┌────────

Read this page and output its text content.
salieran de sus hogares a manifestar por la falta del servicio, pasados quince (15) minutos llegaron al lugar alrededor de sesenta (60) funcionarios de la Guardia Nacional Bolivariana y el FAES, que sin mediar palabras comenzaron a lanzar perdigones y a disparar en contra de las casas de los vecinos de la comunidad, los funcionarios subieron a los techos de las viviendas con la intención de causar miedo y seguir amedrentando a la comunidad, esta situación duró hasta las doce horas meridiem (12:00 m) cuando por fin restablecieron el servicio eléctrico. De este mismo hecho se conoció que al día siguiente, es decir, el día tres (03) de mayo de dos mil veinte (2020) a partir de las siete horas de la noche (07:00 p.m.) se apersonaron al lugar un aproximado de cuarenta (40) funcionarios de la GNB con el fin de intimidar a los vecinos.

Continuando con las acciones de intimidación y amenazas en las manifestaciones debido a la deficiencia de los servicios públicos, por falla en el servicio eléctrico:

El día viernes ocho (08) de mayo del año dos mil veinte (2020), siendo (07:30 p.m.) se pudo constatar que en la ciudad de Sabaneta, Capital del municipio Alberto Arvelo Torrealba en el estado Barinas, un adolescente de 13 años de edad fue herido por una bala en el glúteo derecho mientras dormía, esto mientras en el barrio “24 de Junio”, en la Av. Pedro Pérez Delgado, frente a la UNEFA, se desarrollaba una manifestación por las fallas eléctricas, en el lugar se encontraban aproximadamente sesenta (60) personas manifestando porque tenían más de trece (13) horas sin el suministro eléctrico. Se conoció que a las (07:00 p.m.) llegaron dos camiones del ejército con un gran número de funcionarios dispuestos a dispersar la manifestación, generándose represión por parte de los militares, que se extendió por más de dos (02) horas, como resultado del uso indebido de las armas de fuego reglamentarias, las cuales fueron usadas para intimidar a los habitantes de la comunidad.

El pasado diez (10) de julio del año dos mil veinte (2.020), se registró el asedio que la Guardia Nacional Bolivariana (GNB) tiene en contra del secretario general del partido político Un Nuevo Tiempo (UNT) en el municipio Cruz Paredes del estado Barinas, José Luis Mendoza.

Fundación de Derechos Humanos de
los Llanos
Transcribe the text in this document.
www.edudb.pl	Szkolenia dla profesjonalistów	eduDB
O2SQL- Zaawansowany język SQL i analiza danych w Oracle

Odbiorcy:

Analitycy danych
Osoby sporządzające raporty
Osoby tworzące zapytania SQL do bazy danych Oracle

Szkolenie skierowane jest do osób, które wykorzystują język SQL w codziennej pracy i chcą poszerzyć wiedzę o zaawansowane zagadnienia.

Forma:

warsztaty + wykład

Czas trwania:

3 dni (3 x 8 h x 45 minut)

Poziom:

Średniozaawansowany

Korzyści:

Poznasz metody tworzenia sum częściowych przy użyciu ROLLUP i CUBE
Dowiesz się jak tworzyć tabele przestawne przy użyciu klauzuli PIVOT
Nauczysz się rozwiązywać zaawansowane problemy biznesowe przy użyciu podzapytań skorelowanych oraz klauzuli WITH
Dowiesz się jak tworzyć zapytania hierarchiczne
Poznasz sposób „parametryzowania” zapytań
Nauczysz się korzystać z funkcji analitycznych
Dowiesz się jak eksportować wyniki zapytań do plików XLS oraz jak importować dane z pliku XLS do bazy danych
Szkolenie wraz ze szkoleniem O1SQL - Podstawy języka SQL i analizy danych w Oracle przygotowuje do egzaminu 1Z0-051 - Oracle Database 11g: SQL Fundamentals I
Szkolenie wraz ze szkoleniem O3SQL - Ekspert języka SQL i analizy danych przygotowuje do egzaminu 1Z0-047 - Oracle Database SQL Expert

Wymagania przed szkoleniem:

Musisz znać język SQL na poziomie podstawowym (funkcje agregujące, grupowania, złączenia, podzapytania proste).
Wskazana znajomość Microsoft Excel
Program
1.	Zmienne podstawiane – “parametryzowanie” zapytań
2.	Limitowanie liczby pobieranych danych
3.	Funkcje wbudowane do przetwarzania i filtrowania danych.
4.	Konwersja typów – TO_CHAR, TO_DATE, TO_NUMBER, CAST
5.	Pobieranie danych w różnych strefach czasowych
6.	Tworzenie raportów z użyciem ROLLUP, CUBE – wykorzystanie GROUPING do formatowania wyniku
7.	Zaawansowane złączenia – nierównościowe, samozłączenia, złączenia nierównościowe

└────────

▸ **WRITTEN REQUEST**
Output all of the material exactly as written.

▸ **TASK OUTPUT**
Read this page and output its text content.
salieran de sus hogares a manifestar por la falta del servicio, pasados quince (15) minutos llegaron al lugar alrededor de sesenta (60) funcionarios de la Guardia Nacional Bolivariana y el FAES, que sin mediar palabras comenzaron a lanzar perdigones y a disparar en contra de las casas de los vecinos de la comunidad, los funcionarios subieron a los techos de las viviendas con la intención de causar miedo y seguir amedrentando a la comunidad, esta situación duró hasta las doce horas meridiem (12:00 m) cuando por fin restablecieron el servicio eléctrico. De este mismo hecho se conoció que al día siguiente, es decir, el día tres (03) de mayo de dos mil veinte (2020) a partir de las siete horas de la noche (07:00 p.m.) se apersonaron al lugar un aproximado de cuarenta (40) funcionarios de la GNB con el fin de intimidar a los vecinos.

Continuando con las acciones de intimidación y amenazas en las manifestaciones debido a la deficiencia de los servicios públicos, por falla en el servicio eléctrico:

El día viernes ocho (08) de mayo del año dos mil veinte (2020), siendo (07:30 p.m.) se pudo constatar que en la ciudad de Sabaneta, Capital del municipio Alberto Arvelo Torrealba en el estado Barinas, un adolescente de 13 años de edad fue herido por una bala en el glúteo derecho mientras dormía, esto mientras en el barrio “24 de Junio”, en la Av. Pedro Pérez Delgado, frente a la UNEFA, se desarrollaba una manifestación por las fallas eléctricas, en el lugar se encontraban aproximadamente sesenta (60) personas manifestando porque tenían más de trece (13) horas sin el suministro eléctrico. Se conoció que a las (07:00 p.m.) llegaron dos camiones del ejército con un gran número de funcionarios dispuestos a dispersar la manifestación, generándose represión por parte de los militares, que se extendió por más de dos (02) horas, como resultado del uso indebido de las armas de fuego reglamentarias, las cuales fueron usadas para intimidar a los habitantes de la comunidad.

El pasado diez (10) de julio del año dos mil veinte (2.020), se registró el asedio que la Guardia Nacional Bolivariana (GNB) tiene en contra del secretario general del partido político Un Nuevo Tiempo (UNT) en el municipio Cruz Paredes del estado Barinas, José Luis Mendoza.

Fundación de Derechos Humanos de
los Llanos
Transcribe the text in this document.
www.edudb.pl	Szkolenia dla profesjonalistów	eduDB
O2SQL- Zaawansowany język SQL i analiza danych w Oracle

Odbiorcy:

Analitycy danych
Osoby sporządzające raporty
Osoby tworzące zapytania SQL do bazy danych Oracle

Szkolenie skierowane jest do osób, które wykorzystują język SQL w codziennej pracy i chcą poszerzyć wiedzę o zaawansowane zagadnienia.

Forma:

warsztaty + wykład

Czas trwania:

3 dni (3 x 8 h x 45 minut)

Poziom:

Średniozaawansowany

Korzyści:

Poznasz metody tworzenia sum częściowych przy użyciu ROLLUP i CUBE
Dowiesz się jak tworzyć tabele przestawne przy użyciu klauzuli PIVOT
Nauczysz się rozwiązywać zaawansowane problemy biznesowe przy użyciu podzapytań skorelowanych oraz klauzuli WITH
Dowiesz się jak tworzyć zapytania hierarchiczne
Poznasz sposób „parametryzowania” zapytań
Nauczysz się korzystać z funkcji analitycznych
Dowiesz się jak eksportować wyniki zapytań do plików XLS oraz jak importować dane z pliku XLS do bazy danych
Szkolenie wraz ze szkoleniem O1SQL - Podstawy języka SQL i analizy danych w Oracle przygotowuje do egzaminu 1Z0-051 - Oracle Database 11g: SQL Fundamentals I
Szkolenie wraz ze szkoleniem O3SQL - Ekspert języka SQL i analizy danych przygotowuje do egzaminu 1Z0-047 - Oracle Database SQL Expert

Wymagania przed szkoleniem:

Musisz znać język SQL na poziomie podstawowym (funkcje agregujące, grupowania, złączenia, podzapytania proste).
Wskazana znajomość Microsoft Excel
Program
1.	Zmienne podstawiane – “parametryzowanie” zapytań
2.	Limitowanie liczby pobieranych danych
3.	Funkcje wbudowane do przetwarzania i filtrowania danych.
4.	Konwersja typów – TO_CHAR, TO_DATE, TO_NUMBER, CAST
5.	Pobieranie danych w różnych strefach czasowych
6.	Tworzenie raportów z użyciem ROLLUP, CUBE – wykorzystanie GROUPING do formatowania wyniku
7.	Zaawansowane złączenia – nierównościowe, samozłączenia, złączenia nierównościowe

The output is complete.